§ Exercise aim
From the listing below, extract each line containing the string "Sort".

§ Materials provided
++++++++
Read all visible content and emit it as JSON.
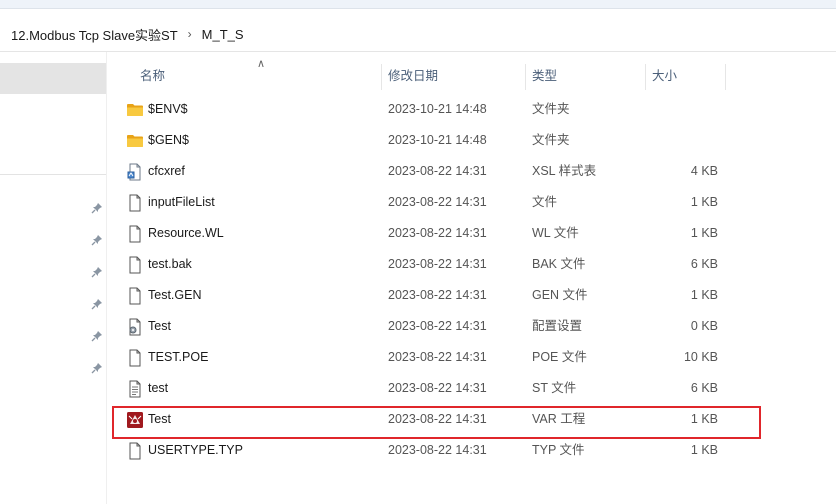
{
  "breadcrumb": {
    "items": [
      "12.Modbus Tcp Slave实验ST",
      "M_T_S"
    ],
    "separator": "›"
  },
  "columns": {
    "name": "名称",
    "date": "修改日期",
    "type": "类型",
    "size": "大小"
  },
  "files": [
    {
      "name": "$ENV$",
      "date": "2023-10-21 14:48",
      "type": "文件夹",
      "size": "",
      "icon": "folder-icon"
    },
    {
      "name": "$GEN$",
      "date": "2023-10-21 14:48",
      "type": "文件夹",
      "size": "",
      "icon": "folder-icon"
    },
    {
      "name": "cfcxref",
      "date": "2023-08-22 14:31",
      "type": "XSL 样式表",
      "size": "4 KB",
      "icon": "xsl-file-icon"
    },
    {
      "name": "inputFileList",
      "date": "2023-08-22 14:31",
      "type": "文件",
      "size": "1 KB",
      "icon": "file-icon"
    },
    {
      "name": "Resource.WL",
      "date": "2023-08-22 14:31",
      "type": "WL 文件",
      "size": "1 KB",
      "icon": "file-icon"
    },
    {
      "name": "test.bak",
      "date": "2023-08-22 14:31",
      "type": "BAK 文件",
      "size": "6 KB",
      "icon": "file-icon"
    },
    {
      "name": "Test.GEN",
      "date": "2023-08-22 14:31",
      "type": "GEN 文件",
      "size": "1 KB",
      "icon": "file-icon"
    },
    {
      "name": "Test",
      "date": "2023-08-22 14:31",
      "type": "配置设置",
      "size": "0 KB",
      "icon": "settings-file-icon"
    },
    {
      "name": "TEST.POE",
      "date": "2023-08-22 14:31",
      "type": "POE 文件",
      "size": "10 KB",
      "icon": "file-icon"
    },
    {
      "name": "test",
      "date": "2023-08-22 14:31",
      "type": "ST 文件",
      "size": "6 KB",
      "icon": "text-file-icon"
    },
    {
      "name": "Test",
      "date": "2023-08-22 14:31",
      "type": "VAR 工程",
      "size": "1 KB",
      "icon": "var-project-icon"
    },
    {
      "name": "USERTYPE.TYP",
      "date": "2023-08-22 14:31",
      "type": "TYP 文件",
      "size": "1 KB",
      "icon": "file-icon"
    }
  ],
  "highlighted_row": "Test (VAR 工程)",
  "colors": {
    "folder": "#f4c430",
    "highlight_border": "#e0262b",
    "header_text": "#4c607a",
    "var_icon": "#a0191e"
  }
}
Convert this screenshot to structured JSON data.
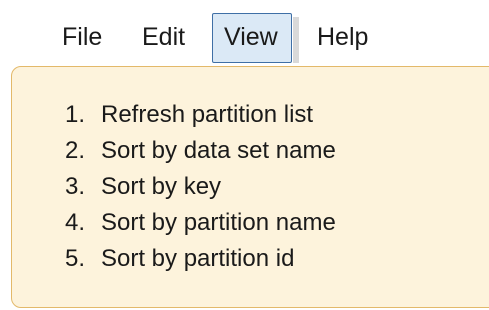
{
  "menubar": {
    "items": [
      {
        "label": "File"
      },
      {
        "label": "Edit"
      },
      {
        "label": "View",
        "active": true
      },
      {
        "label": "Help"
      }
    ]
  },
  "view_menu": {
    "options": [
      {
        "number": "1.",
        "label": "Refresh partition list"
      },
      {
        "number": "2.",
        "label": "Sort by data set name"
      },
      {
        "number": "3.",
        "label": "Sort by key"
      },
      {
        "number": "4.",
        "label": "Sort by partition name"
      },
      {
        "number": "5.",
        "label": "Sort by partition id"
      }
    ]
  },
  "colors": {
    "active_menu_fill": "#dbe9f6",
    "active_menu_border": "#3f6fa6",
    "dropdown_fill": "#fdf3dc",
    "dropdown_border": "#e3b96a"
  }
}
++++++++
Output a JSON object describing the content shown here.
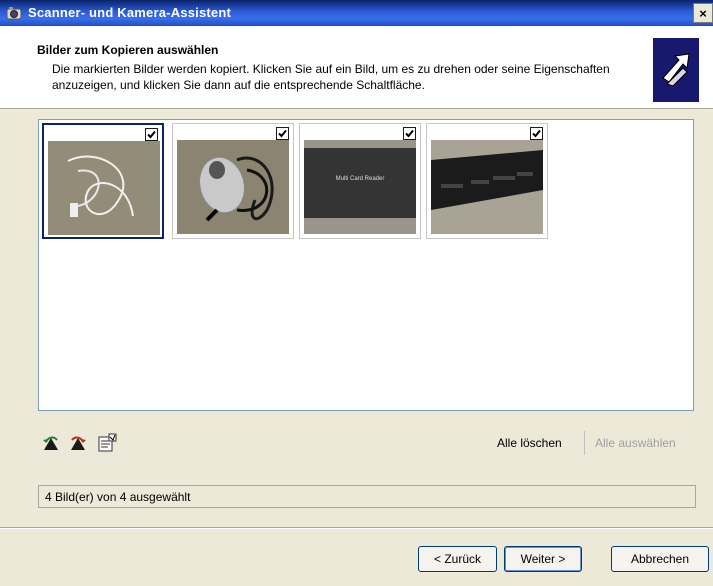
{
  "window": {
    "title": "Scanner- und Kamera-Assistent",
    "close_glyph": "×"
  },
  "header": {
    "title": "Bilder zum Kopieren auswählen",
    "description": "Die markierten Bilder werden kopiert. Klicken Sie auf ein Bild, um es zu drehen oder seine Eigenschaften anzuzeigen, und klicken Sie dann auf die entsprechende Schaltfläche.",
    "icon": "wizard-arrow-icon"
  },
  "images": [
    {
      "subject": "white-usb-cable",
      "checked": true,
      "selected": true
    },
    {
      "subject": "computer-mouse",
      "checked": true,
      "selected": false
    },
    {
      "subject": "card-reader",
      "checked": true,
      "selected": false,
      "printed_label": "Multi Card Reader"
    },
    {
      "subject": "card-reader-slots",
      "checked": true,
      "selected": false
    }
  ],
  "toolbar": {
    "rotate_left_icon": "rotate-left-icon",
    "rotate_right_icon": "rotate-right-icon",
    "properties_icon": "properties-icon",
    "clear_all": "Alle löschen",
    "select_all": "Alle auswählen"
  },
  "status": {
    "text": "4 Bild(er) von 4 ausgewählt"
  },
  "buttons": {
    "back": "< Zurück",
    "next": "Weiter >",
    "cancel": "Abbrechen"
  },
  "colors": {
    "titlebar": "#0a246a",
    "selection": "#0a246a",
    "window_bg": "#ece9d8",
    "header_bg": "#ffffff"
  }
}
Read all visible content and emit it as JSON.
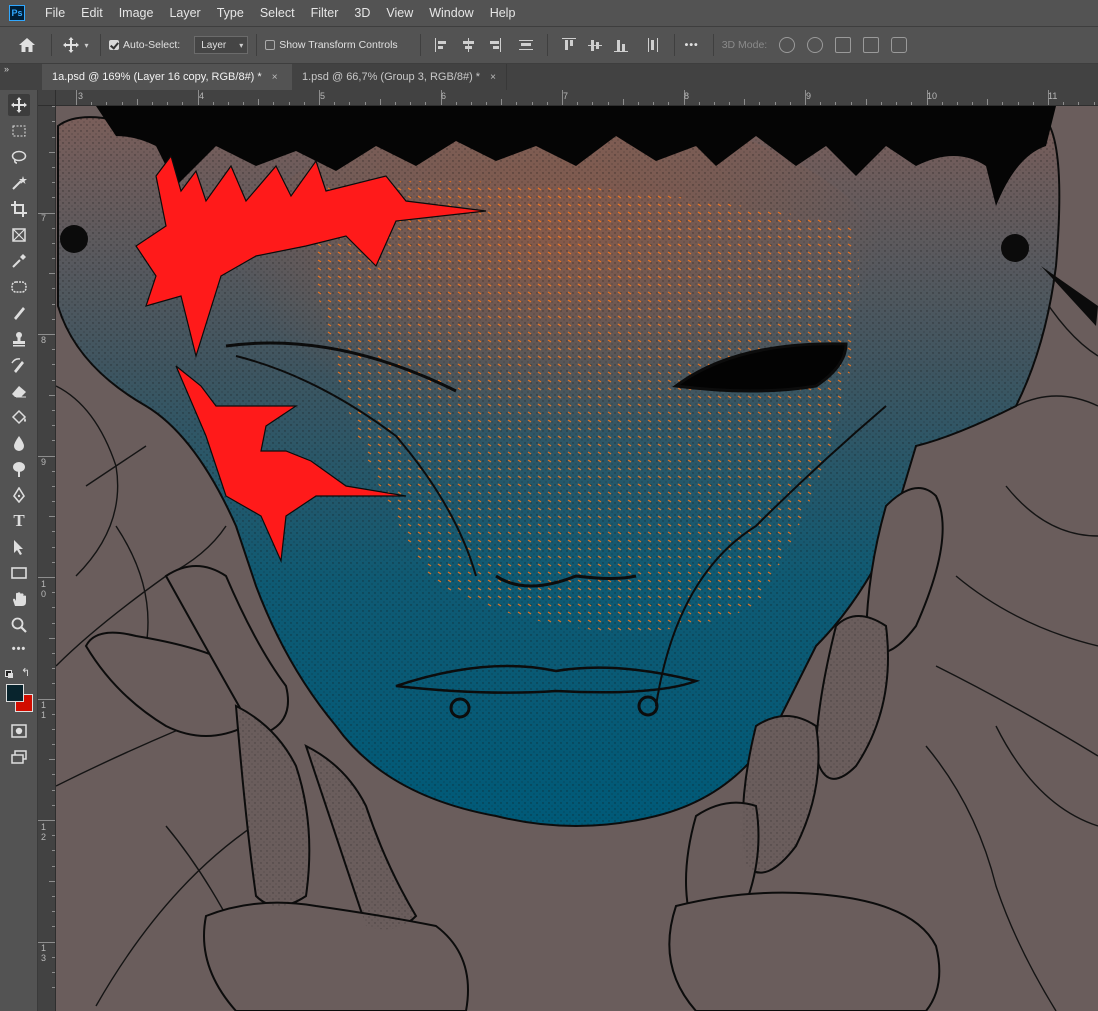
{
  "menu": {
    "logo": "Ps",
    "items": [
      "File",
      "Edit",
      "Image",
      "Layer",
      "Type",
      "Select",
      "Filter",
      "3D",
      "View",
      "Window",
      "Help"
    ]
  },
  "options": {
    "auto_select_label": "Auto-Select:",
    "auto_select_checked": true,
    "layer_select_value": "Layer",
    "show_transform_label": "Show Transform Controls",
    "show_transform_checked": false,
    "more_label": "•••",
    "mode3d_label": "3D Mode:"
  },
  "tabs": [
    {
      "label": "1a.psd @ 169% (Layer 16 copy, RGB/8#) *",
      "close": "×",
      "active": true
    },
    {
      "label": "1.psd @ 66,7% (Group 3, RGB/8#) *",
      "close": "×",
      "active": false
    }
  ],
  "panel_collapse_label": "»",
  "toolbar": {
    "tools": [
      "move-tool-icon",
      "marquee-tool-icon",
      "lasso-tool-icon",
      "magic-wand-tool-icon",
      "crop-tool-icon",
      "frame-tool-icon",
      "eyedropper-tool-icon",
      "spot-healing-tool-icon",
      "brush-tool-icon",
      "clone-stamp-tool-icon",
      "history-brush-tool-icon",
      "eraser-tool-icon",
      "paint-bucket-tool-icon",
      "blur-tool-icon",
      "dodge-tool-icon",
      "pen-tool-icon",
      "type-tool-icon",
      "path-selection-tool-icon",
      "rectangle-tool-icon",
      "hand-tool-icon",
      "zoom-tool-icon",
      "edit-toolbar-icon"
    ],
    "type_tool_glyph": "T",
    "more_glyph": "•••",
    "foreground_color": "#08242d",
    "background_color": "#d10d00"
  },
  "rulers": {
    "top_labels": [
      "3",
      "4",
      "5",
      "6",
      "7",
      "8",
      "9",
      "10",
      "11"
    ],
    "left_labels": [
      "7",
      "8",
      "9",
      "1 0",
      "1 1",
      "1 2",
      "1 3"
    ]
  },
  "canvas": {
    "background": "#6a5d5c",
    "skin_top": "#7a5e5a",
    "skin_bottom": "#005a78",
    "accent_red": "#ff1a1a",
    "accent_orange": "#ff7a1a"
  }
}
++++++++
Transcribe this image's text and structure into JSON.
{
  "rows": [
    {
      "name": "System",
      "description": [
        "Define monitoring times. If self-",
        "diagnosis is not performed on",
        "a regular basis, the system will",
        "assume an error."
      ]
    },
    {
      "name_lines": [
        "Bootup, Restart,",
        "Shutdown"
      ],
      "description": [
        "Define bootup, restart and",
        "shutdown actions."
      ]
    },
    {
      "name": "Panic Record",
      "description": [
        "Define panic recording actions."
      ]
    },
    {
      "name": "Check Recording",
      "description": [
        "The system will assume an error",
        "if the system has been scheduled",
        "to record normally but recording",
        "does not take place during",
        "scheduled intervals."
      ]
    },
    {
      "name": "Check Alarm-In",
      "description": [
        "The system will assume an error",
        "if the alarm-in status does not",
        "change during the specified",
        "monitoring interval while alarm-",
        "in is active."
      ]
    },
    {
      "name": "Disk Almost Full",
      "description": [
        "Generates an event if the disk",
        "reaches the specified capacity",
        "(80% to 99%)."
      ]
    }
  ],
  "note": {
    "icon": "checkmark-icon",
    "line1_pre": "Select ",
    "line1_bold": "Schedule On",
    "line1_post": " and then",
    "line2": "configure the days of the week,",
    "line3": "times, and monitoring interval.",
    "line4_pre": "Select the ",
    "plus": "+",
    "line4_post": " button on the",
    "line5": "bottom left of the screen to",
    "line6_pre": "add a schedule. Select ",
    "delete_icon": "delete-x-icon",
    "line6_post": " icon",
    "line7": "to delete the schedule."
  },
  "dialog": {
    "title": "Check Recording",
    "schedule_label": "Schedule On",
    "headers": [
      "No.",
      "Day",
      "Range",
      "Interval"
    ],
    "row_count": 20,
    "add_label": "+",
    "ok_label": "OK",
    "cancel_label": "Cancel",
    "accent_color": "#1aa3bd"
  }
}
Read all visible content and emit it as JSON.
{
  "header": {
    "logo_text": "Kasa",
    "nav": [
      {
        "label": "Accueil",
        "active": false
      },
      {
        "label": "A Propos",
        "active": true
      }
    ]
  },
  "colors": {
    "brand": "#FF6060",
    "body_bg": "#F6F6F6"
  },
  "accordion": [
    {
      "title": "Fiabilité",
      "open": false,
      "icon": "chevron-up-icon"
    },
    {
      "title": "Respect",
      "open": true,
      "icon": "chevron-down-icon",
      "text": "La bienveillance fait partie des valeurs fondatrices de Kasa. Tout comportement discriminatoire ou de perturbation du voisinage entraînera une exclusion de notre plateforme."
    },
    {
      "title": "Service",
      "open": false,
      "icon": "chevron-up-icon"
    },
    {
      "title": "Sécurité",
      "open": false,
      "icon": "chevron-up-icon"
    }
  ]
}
++++++++
§ Worked solution
        "label": "Sort by data set name"
        "label": "Sort by key"
        "label": "Sort by partition name"
        "label": "Sort by partition id"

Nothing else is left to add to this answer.